# [EXERCISE OBJECTIVE]
Read the material below and count the lines holding the string "color". Give that count with nothing added.

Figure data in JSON
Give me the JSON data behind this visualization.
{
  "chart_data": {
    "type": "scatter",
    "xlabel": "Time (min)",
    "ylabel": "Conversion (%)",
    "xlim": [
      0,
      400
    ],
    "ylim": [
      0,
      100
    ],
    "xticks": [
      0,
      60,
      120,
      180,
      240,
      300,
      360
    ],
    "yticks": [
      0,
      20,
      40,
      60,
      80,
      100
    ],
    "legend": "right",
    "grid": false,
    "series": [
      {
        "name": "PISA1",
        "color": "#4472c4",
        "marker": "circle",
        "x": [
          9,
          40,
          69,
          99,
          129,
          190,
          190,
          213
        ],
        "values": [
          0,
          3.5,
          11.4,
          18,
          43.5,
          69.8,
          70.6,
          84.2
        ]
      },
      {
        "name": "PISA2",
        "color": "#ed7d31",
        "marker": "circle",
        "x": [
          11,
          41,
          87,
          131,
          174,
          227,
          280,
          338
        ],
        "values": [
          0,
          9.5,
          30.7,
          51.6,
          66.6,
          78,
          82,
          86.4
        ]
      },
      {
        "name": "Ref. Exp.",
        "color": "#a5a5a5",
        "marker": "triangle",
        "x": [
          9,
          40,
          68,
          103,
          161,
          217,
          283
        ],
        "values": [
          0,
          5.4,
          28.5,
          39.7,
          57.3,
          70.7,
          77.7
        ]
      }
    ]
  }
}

# [RESULT BELOW]
3